Set task:
Copy the data precisely, keeping every character.

— begin Record set —

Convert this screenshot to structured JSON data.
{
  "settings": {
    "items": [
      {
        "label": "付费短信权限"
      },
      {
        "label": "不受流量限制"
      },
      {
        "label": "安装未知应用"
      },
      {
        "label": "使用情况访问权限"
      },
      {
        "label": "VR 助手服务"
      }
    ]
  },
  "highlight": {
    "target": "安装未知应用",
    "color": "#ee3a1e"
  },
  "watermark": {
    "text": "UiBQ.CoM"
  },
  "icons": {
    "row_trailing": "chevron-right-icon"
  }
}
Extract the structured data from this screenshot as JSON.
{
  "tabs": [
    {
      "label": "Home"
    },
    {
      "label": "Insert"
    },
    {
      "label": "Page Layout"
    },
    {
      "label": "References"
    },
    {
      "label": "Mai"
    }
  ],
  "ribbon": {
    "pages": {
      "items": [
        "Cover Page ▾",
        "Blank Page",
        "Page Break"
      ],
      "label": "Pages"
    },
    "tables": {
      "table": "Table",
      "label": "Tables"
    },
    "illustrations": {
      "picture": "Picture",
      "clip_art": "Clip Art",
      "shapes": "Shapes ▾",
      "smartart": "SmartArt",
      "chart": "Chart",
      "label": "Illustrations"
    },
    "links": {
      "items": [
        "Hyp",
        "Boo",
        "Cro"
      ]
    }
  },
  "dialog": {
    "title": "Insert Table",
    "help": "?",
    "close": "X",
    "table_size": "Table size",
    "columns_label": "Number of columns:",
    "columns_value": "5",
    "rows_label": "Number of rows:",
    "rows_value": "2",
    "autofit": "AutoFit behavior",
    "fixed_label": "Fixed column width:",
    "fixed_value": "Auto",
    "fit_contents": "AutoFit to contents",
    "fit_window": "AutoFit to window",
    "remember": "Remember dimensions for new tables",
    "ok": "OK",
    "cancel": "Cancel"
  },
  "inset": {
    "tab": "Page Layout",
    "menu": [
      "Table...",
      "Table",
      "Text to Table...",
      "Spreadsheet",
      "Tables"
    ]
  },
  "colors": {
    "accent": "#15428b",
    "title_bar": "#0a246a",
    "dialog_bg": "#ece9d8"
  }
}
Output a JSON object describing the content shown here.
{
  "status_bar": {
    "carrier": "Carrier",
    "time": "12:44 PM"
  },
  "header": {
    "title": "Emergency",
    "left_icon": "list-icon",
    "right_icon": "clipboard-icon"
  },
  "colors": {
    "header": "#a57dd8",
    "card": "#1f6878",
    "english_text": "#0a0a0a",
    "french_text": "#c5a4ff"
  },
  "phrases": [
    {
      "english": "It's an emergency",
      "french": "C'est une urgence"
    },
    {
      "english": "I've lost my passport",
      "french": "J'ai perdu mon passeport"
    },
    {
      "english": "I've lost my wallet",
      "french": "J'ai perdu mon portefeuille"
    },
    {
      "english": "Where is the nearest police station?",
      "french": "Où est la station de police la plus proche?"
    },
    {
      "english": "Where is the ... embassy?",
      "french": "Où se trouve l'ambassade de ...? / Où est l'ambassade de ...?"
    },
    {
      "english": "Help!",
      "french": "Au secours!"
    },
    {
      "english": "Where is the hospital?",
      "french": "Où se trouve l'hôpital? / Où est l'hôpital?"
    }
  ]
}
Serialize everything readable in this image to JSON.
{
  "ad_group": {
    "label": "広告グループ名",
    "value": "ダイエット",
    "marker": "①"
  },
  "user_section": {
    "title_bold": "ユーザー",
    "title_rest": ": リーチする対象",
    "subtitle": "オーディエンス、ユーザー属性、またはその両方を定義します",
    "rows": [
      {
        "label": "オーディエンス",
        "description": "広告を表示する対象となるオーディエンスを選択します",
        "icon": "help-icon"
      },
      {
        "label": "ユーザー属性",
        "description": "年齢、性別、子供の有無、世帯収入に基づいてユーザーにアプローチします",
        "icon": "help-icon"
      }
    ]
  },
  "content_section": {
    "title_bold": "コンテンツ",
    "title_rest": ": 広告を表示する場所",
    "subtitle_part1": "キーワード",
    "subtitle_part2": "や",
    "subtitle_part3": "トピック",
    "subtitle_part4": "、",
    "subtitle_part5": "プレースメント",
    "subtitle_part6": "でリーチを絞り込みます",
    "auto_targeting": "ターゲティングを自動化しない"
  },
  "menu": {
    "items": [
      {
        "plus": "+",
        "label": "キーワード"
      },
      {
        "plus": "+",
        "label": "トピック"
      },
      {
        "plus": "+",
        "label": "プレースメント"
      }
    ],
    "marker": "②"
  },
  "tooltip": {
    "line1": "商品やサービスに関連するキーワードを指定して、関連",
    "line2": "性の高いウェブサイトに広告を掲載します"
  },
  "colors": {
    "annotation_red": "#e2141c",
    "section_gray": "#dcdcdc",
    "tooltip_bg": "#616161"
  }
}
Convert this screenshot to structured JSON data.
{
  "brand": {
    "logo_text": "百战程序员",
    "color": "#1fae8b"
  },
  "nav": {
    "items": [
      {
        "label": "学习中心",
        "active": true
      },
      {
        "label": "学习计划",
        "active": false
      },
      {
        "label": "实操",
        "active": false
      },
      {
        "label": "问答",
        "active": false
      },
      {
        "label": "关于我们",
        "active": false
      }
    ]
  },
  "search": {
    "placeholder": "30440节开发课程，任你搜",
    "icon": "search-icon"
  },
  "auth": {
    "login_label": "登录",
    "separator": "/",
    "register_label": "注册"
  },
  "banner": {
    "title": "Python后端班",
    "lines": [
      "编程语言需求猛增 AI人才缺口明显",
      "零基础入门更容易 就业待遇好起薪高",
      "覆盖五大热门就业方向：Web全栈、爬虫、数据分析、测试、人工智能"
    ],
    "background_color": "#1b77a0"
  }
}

— end Record set —

Solved exercise:
Convert this screenshot to structured JSON data.
{
  "settings": {
    "items": [
      {
        "label": "付费短信权限"
      },
      {
        "label": "不受流量限制"
      },
      {
        "label": "安装未知应用"
      },
      {
        "label": "使用情况访问权限"
      },
      {
        "label": "VR 助手服务"
      }
    ]
  },
  "highlight": {
    "target": "安装未知应用",
    "color": "#ee3a1e"
  },
  "watermark": {
    "text": "UiBQ.CoM"
  },
  "icons": {
    "row_trailing": "chevron-right-icon"
  }
}
Extract the structured data from this screenshot as JSON.
{
  "tabs": [
    {
      "label": "Home"
    },
    {
      "label": "Insert"
    },
    {
      "label": "Page Layout"
    },
    {
      "label": "References"
    },
    {
      "label": "Mai"
    }
  ],
  "ribbon": {
    "pages": {
      "items": [
        "Cover Page ▾",
        "Blank Page",
        "Page Break"
      ],
      "label": "Pages"
    },
    "tables": {
      "table": "Table",
      "label": "Tables"
    },
    "illustrations": {
      "picture": "Picture",
      "clip_art": "Clip Art",
      "shapes": "Shapes ▾",
      "smartart": "SmartArt",
      "chart": "Chart",
      "label": "Illustrations"
    },
    "links": {
      "items": [
        "Hyp",
        "Boo",
        "Cro"
      ]
    }
  },
  "dialog": {
    "title": "Insert Table",
    "help": "?",
    "close": "X",
    "table_size": "Table size",
    "columns_label": "Number of columns:",
    "columns_value": "5",
    "rows_label": "Number of rows:",
    "rows_value": "2",
    "autofit": "AutoFit behavior",
    "fixed_label": "Fixed column width:",
    "fixed_value": "Auto",
    "fit_contents": "AutoFit to contents",
    "fit_window": "AutoFit to window",
    "remember": "Remember dimensions for new tables",
    "ok": "OK",
    "cancel": "Cancel"
  },
  "inset": {
    "tab": "Page Layout",
    "menu": [
      "Table...",
      "Table",
      "Text to Table...",
      "Spreadsheet",
      "Tables"
    ]
  },
  "colors": {
    "accent": "#15428b",
    "title_bar": "#0a246a",
    "dialog_bg": "#ece9d8"
  }
}
Output a JSON object describing the content shown here.
{
  "status_bar": {
    "carrier": "Carrier",
    "time": "12:44 PM"
  },
  "header": {
    "title": "Emergency",
    "left_icon": "list-icon",
    "right_icon": "clipboard-icon"
  },
  "colors": {
    "header": "#a57dd8",
    "card": "#1f6878",
    "english_text": "#0a0a0a",
    "french_text": "#c5a4ff"
  },
  "phrases": [
    {
      "english": "It's an emergency",
      "french": "C'est une urgence"
    },
    {
      "english": "I've lost my passport",
      "french": "J'ai perdu mon passeport"
    },
    {
      "english": "I've lost my wallet",
      "french": "J'ai perdu mon portefeuille"
    },
    {
      "english": "Where is the nearest police station?",
      "french": "Où est la station de police la plus proche?"
    },
    {
      "english": "Where is the ... embassy?",
      "french": "Où se trouve l'ambassade de ...? / Où est l'ambassade de ...?"
    },
    {
      "english": "Help!",
      "french": "Au secours!"
    },
    {
      "english": "Where is the hospital?",
      "french": "Où se trouve l'hôpital? / Où est l'hôpital?"
    }
  ]
}
Serialize everything readable in this image to JSON.
{
  "ad_group": {
    "label": "広告グループ名",
    "value": "ダイエット",
    "marker": "①"
  },
  "user_section": {
    "title_bold": "ユーザー",
    "title_rest": ": リーチする対象",
    "subtitle": "オーディエンス、ユーザー属性、またはその両方を定義します",
    "rows": [
      {
        "label": "オーディエンス",
        "description": "広告を表示する対象となるオーディエンスを選択します",
        "icon": "help-icon"
      },
      {
        "label": "ユーザー属性",
        "description": "年齢、性別、子供の有無、世帯収入に基づいてユーザーにアプローチします",
        "icon": "help-icon"
      }
    ]
  },
  "content_section": {
    "title_bold": "コンテンツ",
    "title_rest": ": 広告を表示する場所",
    "subtitle_part1": "キーワード",
    "subtitle_part2": "や",
    "subtitle_part3": "トピック",
    "subtitle_part4": "、",
    "subtitle_part5": "プレースメント",
    "subtitle_part6": "でリーチを絞り込みます",
    "auto_targeting": "ターゲティングを自動化しない"
  },
  "menu": {
    "items": [
      {
        "plus": "+",
        "label": "キーワード"
      },
      {
        "plus": "+",
        "label": "トピック"
      },
      {
        "plus": "+",
        "label": "プレースメント"
      }
    ],
    "marker": "②"
  },
  "tooltip": {
    "line1": "商品やサービスに関連するキーワードを指定して、関連",
    "line2": "性の高いウェブサイトに広告を掲載します"
  },
  "colors": {
    "annotation_red": "#e2141c",
    "section_gray": "#dcdcdc",
    "tooltip_bg": "#616161"
  }
}
Convert this screenshot to structured JSON data.
{
  "brand": {
    "logo_text": "百战程序员",
    "color": "#1fae8b"
  },
  "nav": {
    "items": [
      {
        "label": "学习中心",
        "active": true
      },
      {
        "label": "学习计划",
        "active": false
      },
      {
        "label": "实操",
        "active": false
      },
      {
        "label": "问答",
        "active": false
      },
      {
        "label": "关于我们",
        "active": false
      }
    ]
  },
  "search": {
    "placeholder": "30440节开发课程，任你搜",
    "icon": "search-icon"
  },
  "auth": {
    "login_label": "登录",
    "separator": "/",
    "register_label": "注册"
  },
  "banner": {
    "title": "Python后端班",
    "lines": [
      "编程语言需求猛增 AI人才缺口明显",
      "零基础入门更容易 就业待遇好起薪高",
      "覆盖五大热门就业方向：Web全栈、爬虫、数据分析、测试、人工智能"
    ],
    "background_color": "#1b77a0"
  }
}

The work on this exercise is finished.